▶ **Goal**:
Under this task are some entries; return every one of them exactly.
□ □ □ □
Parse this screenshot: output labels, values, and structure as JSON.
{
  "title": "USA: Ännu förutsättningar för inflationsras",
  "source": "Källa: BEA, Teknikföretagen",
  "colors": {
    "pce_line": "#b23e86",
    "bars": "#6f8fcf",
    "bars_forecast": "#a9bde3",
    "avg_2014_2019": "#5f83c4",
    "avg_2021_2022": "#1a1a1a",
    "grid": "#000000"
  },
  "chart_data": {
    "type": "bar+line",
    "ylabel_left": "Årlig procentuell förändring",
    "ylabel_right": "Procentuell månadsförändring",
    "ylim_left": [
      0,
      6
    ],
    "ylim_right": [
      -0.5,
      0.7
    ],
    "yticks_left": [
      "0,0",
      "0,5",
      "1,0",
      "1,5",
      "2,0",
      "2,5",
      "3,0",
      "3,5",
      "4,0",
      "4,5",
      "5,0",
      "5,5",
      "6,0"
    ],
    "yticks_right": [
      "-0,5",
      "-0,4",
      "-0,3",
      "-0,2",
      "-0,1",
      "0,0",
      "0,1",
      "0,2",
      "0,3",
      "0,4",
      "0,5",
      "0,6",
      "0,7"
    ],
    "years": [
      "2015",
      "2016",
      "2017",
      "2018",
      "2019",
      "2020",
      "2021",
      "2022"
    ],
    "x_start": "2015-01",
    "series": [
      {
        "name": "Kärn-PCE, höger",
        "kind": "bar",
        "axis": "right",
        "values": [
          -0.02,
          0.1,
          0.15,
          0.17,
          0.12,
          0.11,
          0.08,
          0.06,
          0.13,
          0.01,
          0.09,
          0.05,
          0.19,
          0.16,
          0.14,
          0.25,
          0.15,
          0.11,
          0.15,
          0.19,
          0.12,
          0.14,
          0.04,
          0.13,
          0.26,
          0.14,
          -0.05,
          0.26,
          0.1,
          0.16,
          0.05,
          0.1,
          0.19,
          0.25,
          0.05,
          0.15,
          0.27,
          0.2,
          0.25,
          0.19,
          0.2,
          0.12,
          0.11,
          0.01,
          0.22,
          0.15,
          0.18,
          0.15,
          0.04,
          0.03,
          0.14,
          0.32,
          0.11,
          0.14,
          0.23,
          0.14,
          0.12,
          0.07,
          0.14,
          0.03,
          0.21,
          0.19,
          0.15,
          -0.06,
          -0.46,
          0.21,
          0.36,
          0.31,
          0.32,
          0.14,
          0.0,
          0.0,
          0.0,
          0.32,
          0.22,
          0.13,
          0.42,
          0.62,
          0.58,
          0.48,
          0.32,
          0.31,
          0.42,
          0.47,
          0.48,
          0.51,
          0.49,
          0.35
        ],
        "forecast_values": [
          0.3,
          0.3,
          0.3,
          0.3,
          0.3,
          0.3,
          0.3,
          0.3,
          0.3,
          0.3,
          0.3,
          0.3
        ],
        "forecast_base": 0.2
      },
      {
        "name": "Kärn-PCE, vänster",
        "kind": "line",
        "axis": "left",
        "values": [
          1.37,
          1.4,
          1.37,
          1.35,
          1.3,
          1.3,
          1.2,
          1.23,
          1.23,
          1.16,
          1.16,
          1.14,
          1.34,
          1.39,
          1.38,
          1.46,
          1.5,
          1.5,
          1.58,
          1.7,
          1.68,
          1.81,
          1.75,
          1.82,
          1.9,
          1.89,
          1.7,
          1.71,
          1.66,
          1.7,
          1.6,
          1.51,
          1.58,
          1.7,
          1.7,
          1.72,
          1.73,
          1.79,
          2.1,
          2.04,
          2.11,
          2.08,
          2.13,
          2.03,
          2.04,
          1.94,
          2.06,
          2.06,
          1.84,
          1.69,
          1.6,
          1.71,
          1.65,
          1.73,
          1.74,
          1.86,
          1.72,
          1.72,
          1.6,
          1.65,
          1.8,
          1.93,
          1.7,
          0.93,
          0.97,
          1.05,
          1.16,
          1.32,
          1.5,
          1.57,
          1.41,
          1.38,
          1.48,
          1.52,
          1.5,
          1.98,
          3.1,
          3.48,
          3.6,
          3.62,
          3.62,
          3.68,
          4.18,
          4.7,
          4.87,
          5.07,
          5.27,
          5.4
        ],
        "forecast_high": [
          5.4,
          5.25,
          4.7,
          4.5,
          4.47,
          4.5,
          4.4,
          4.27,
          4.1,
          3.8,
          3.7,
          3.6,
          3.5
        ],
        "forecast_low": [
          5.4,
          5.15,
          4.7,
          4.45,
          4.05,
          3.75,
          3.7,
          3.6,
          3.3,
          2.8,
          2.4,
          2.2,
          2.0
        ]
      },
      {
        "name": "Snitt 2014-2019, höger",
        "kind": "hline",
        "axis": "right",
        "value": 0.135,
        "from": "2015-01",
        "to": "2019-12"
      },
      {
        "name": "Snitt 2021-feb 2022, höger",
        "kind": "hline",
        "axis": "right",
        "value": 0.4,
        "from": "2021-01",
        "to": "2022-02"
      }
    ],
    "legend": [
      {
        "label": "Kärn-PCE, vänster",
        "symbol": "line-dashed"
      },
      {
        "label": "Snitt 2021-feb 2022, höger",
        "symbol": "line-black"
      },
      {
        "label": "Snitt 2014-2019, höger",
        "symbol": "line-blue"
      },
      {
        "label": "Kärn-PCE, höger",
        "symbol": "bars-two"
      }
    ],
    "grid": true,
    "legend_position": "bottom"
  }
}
□ □ □ □
▶ **Expected output**:
Parse this screenshot: output labels, values, and structure as JSON.
{
  "title": "USA: Ännu förutsättningar för inflationsras",
  "source": "Källa: BEA, Teknikföretagen",
  "colors": {
    "pce_line": "#b23e86",
    "bars": "#6f8fcf",
    "bars_forecast": "#a9bde3",
    "avg_2014_2019": "#5f83c4",
    "avg_2021_2022": "#1a1a1a",
    "grid": "#000000"
  },
  "chart_data": {
    "type": "bar+line",
    "ylabel_left": "Årlig procentuell förändring",
    "ylabel_right": "Procentuell månadsförändring",
    "ylim_left": [
      0,
      6
    ],
    "ylim_right": [
      -0.5,
      0.7
    ],
    "yticks_left": [
      "0,0",
      "0,5",
      "1,0",
      "1,5",
      "2,0",
      "2,5",
      "3,0",
      "3,5",
      "4,0",
      "4,5",
      "5,0",
      "5,5",
      "6,0"
    ],
    "yticks_right": [
      "-0,5",
      "-0,4",
      "-0,3",
      "-0,2",
      "-0,1",
      "0,0",
      "0,1",
      "0,2",
      "0,3",
      "0,4",
      "0,5",
      "0,6",
      "0,7"
    ],
    "years": [
      "2015",
      "2016",
      "2017",
      "2018",
      "2019",
      "2020",
      "2021",
      "2022"
    ],
    "x_start": "2015-01",
    "series": [
      {
        "name": "Kärn-PCE, höger",
        "kind": "bar",
        "axis": "right",
        "values": [
          -0.02,
          0.1,
          0.15,
          0.17,
          0.12,
          0.11,
          0.08,
          0.06,
          0.13,
          0.01,
          0.09,
          0.05,
          0.19,
          0.16,
          0.14,
          0.25,
          0.15,
          0.11,
          0.15,
          0.19,
          0.12,
          0.14,
          0.04,
          0.13,
          0.26,
          0.14,
          -0.05,
          0.26,
          0.1,
          0.16,
          0.05,
          0.1,
          0.19,
          0.25,
          0.05,
          0.15,
          0.27,
          0.2,
          0.25,
          0.19,
          0.2,
          0.12,
          0.11,
          0.01,
          0.22,
          0.15,
          0.18,
          0.15,
          0.04,
          0.03,
          0.14,
          0.32,
          0.11,
          0.14,
          0.23,
          0.14,
          0.12,
          0.07,
          0.14,
          0.03,
          0.21,
          0.19,
          0.15,
          -0.06,
          -0.46,
          0.21,
          0.36,
          0.31,
          0.32,
          0.14,
          0.0,
          0.0,
          0.0,
          0.32,
          0.22,
          0.13,
          0.42,
          0.62,
          0.58,
          0.48,
          0.32,
          0.31,
          0.42,
          0.47,
          0.48,
          0.51,
          0.49,
          0.35
        ],
        "forecast_values": [
          0.3,
          0.3,
          0.3,
          0.3,
          0.3,
          0.3,
          0.3,
          0.3,
          0.3,
          0.3,
          0.3,
          0.3
        ],
        "forecast_base": 0.2
      },
      {
        "name": "Kärn-PCE, vänster",
        "kind": "line",
        "axis": "left",
        "values": [
          1.37,
          1.4,
          1.37,
          1.35,
          1.3,
          1.3,
          1.2,
          1.23,
          1.23,
          1.16,
          1.16,
          1.14,
          1.34,
          1.39,
          1.38,
          1.46,
          1.5,
          1.5,
          1.58,
          1.7,
          1.68,
          1.81,
          1.75,
          1.82,
          1.9,
          1.89,
          1.7,
          1.71,
          1.66,
          1.7,
          1.6,
          1.51,
          1.58,
          1.7,
          1.7,
          1.72,
          1.73,
          1.79,
          2.1,
          2.04,
          2.11,
          2.08,
          2.13,
          2.03,
          2.04,
          1.94,
          2.06,
          2.06,
          1.84,
          1.69,
          1.6,
          1.71,
          1.65,
          1.73,
          1.74,
          1.86,
          1.72,
          1.72,
          1.6,
          1.65,
          1.8,
          1.93,
          1.7,
          0.93,
          0.97,
          1.05,
          1.16,
          1.32,
          1.5,
          1.57,
          1.41,
          1.38,
          1.48,
          1.52,
          1.5,
          1.98,
          3.1,
          3.48,
          3.6,
          3.62,
          3.62,
          3.68,
          4.18,
          4.7,
          4.87,
          5.07,
          5.27,
          5.4
        ],
        "forecast_high": [
          5.4,
          5.25,
          4.7,
          4.5,
          4.47,
          4.5,
          4.4,
          4.27,
          4.1,
          3.8,
          3.7,
          3.6,
          3.5
        ],
        "forecast_low": [
          5.4,
          5.15,
          4.7,
          4.45,
          4.05,
          3.75,
          3.7,
          3.6,
          3.3,
          2.8,
          2.4,
          2.2,
          2.0
        ]
      },
      {
        "name": "Snitt 2014-2019, höger",
        "kind": "hline",
        "axis": "right",
        "value": 0.135,
        "from": "2015-01",
        "to": "2019-12"
      },
      {
        "name": "Snitt 2021-feb 2022, höger",
        "kind": "hline",
        "axis": "right",
        "value": 0.4,
        "from": "2021-01",
        "to": "2022-02"
      }
    ],
    "legend": [
      {
        "label": "Kärn-PCE, vänster",
        "symbol": "line-dashed"
      },
      {
        "label": "Snitt 2021-feb 2022, höger",
        "symbol": "line-black"
      },
      {
        "label": "Snitt 2014-2019, höger",
        "symbol": "line-blue"
      },
      {
        "label": "Kärn-PCE, höger",
        "symbol": "bars-two"
      }
    ],
    "grid": true,
    "legend_position": "bottom"
  }
}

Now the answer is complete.